*WHAT YOU ARE ASKED TO DO*.
Each entry must be reproduced precisely as it stands.

--- start ---

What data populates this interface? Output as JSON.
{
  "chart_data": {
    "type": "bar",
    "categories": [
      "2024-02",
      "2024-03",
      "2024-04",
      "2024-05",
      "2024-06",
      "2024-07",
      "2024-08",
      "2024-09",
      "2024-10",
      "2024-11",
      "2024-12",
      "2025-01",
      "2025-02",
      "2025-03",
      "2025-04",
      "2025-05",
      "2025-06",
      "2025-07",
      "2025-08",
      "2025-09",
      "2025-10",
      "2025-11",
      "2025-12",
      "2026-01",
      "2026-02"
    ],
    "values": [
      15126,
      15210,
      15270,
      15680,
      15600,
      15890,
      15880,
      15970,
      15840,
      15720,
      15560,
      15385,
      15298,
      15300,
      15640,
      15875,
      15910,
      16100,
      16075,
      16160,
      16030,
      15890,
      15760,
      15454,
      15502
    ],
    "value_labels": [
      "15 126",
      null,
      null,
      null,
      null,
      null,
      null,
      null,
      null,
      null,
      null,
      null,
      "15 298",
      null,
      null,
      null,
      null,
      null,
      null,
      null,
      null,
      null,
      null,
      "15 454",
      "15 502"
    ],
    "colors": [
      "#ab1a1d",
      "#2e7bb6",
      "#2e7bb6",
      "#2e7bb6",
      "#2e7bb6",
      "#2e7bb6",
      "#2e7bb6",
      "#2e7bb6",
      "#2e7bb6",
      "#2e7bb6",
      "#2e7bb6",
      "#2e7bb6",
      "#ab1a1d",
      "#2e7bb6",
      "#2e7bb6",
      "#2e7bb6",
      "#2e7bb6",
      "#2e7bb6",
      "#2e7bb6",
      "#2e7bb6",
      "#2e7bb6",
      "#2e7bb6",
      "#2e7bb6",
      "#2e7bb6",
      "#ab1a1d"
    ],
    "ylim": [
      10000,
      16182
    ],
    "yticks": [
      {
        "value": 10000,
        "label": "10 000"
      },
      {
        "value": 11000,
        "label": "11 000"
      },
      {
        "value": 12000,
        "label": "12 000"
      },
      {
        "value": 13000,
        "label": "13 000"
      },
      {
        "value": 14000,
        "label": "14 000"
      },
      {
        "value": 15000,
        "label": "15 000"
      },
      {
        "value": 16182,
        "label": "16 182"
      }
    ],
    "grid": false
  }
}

--- end ---

*PROBLEM SOLUTION*.
What data populates this interface? Output as JSON.
{
  "chart_data": {
    "type": "bar",
    "categories": [
      "2024-02",
      "2024-03",
      "2024-04",
      "2024-05",
      "2024-06",
      "2024-07",
      "2024-08",
      "2024-09",
      "2024-10",
      "2024-11",
      "2024-12",
      "2025-01",
      "2025-02",
      "2025-03",
      "2025-04",
      "2025-05",
      "2025-06",
      "2025-07",
      "2025-08",
      "2025-09",
      "2025-10",
      "2025-11",
      "2025-12",
      "2026-01",
      "2026-02"
    ],
    "values": [
      15126,
      15210,
      15270,
      15680,
      15600,
      15890,
      15880,
      15970,
      15840,
      15720,
      15560,
      15385,
      15298,
      15300,
      15640,
      15875,
      15910,
      16100,
      16075,
      16160,
      16030,
      15890,
      15760,
      15454,
      15502
    ],
    "value_labels": [
      "15 126",
      null,
      null,
      null,
      null,
      null,
      null,
      null,
      null,
      null,
      null,
      null,
      "15 298",
      null,
      null,
      null,
      null,
      null,
      null,
      null,
      null,
      null,
      null,
      "15 454",
      "15 502"
    ],
    "colors": [
      "#ab1a1d",
      "#2e7bb6",
      "#2e7bb6",
      "#2e7bb6",
      "#2e7bb6",
      "#2e7bb6",
      "#2e7bb6",
      "#2e7bb6",
      "#2e7bb6",
      "#2e7bb6",
      "#2e7bb6",
      "#2e7bb6",
      "#ab1a1d",
      "#2e7bb6",
      "#2e7bb6",
      "#2e7bb6",
      "#2e7bb6",
      "#2e7bb6",
      "#2e7bb6",
      "#2e7bb6",
      "#2e7bb6",
      "#2e7bb6",
      "#2e7bb6",
      "#2e7bb6",
      "#ab1a1d"
    ],
    "ylim": [
      10000,
      16182
    ],
    "yticks": [
      {
        "value": 10000,
        "label": "10 000"
      },
      {
        "value": 11000,
        "label": "11 000"
      },
      {
        "value": 12000,
        "label": "12 000"
      },
      {
        "value": 13000,
        "label": "13 000"
      },
      {
        "value": 14000,
        "label": "14 000"
      },
      {
        "value": 15000,
        "label": "15 000"
      },
      {
        "value": 16182,
        "label": "16 182"
      }
    ],
    "grid": false
  }
}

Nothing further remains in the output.